Recorded information =>

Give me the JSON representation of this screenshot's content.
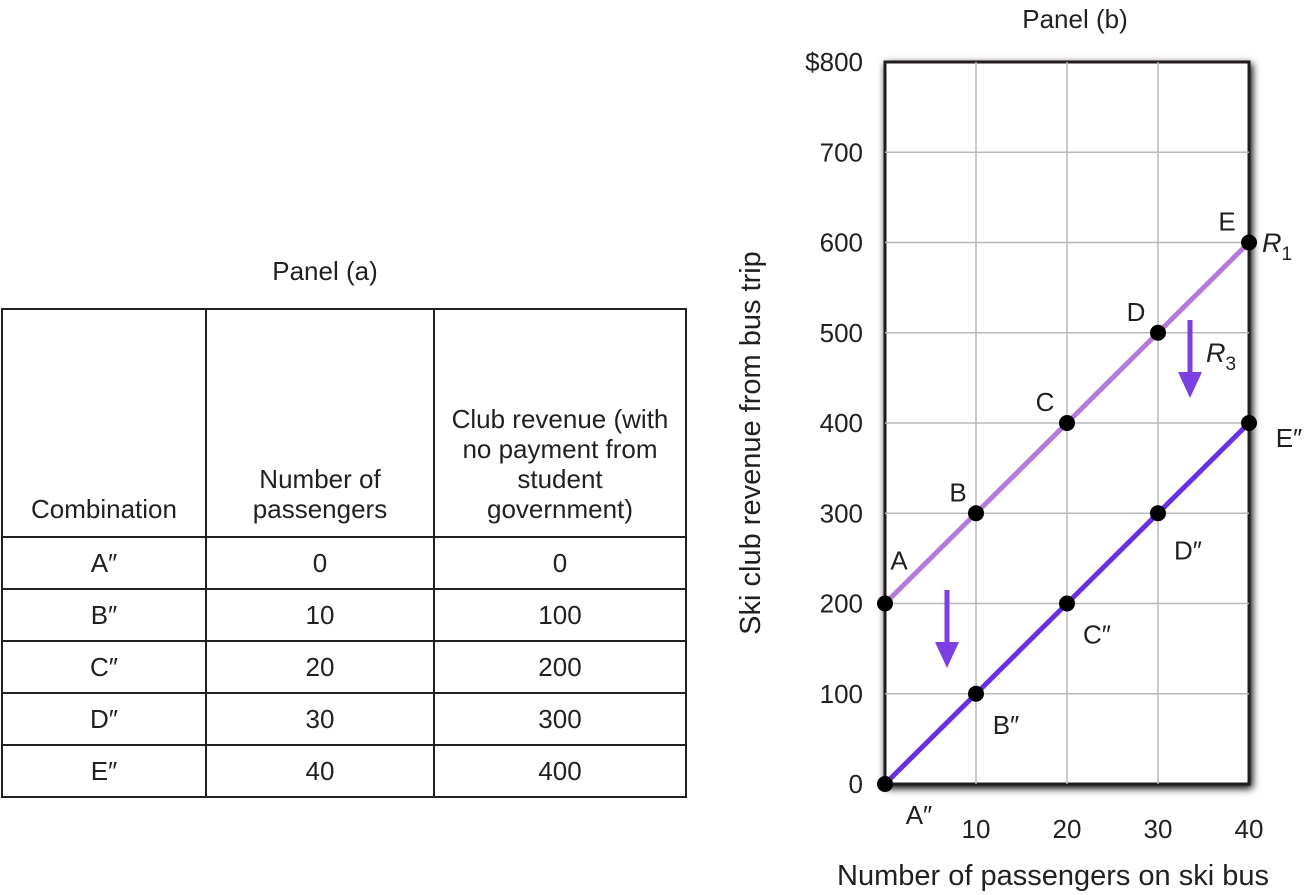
{
  "panel_a": {
    "title": "Panel (a)",
    "headers": [
      "Combination",
      "Number of passengers",
      "Club revenue (with no payment from student government)"
    ],
    "rows": [
      [
        "A″",
        "0",
        "0"
      ],
      [
        "B″",
        "10",
        "100"
      ],
      [
        "C″",
        "20",
        "200"
      ],
      [
        "D″",
        "30",
        "300"
      ],
      [
        "E″",
        "40",
        "400"
      ]
    ]
  },
  "chart_data": {
    "type": "line",
    "title": "Panel (b)",
    "xlabel": "Number of passengers on ski bus",
    "ylabel": "Ski club revenue from bus trip",
    "xlim": [
      0,
      40
    ],
    "ylim": [
      0,
      800
    ],
    "x_ticks": [
      "10",
      "20",
      "30",
      "40"
    ],
    "y_ticks": [
      "0",
      "100",
      "200",
      "300",
      "400",
      "500",
      "600",
      "700",
      "$800"
    ],
    "grid": true,
    "series": [
      {
        "name": "R1",
        "color": "#b47ad9",
        "points": [
          {
            "x": 0,
            "y": 200,
            "label": "A"
          },
          {
            "x": 10,
            "y": 300,
            "label": "B"
          },
          {
            "x": 20,
            "y": 400,
            "label": "C"
          },
          {
            "x": 30,
            "y": 500,
            "label": "D"
          },
          {
            "x": 40,
            "y": 600,
            "label": "E"
          }
        ]
      },
      {
        "name": "R3",
        "color": "#6a2fe0",
        "points": [
          {
            "x": 0,
            "y": 0,
            "label": "A″"
          },
          {
            "x": 10,
            "y": 100,
            "label": "B″"
          },
          {
            "x": 20,
            "y": 200,
            "label": "C″"
          },
          {
            "x": 30,
            "y": 300,
            "label": "D″"
          },
          {
            "x": 40,
            "y": 400,
            "label": "E″"
          }
        ]
      }
    ],
    "annotations": [
      "R1",
      "R3"
    ],
    "arrow_color": "#7b3fe4"
  }
}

Aim of the task =>
Omit the pictures, then quote the rest of the material above exactly.

Exercise response =>
Give me the JSON representation of this screenshot's content.
{
  "panel_a": {
    "title": "Panel (a)",
    "headers": [
      "Combination",
      "Number of passengers",
      "Club revenue (with no payment from student government)"
    ],
    "rows": [
      [
        "A″",
        "0",
        "0"
      ],
      [
        "B″",
        "10",
        "100"
      ],
      [
        "C″",
        "20",
        "200"
      ],
      [
        "D″",
        "30",
        "300"
      ],
      [
        "E″",
        "40",
        "400"
      ]
    ]
  },
  "chart_data": {
    "type": "line",
    "title": "Panel (b)",
    "xlabel": "Number of passengers on ski bus",
    "ylabel": "Ski club revenue from bus trip",
    "xlim": [
      0,
      40
    ],
    "ylim": [
      0,
      800
    ],
    "x_ticks": [
      "10",
      "20",
      "30",
      "40"
    ],
    "y_ticks": [
      "0",
      "100",
      "200",
      "300",
      "400",
      "500",
      "600",
      "700",
      "$800"
    ],
    "grid": true,
    "series": [
      {
        "name": "R1",
        "color": "#b47ad9",
        "points": [
          {
            "x": 0,
            "y": 200,
            "label": "A"
          },
          {
            "x": 10,
            "y": 300,
            "label": "B"
          },
          {
            "x": 20,
            "y": 400,
            "label": "C"
          },
          {
            "x": 30,
            "y": 500,
            "label": "D"
          },
          {
            "x": 40,
            "y": 600,
            "label": "E"
          }
        ]
      },
      {
        "name": "R3",
        "color": "#6a2fe0",
        "points": [
          {
            "x": 0,
            "y": 0,
            "label": "A″"
          },
          {
            "x": 10,
            "y": 100,
            "label": "B″"
          },
          {
            "x": 20,
            "y": 200,
            "label": "C″"
          },
          {
            "x": 30,
            "y": 300,
            "label": "D″"
          },
          {
            "x": 40,
            "y": 400,
            "label": "E″"
          }
        ]
      }
    ],
    "annotations": [
      "R1",
      "R3"
    ],
    "arrow_color": "#7b3fe4"
  }
}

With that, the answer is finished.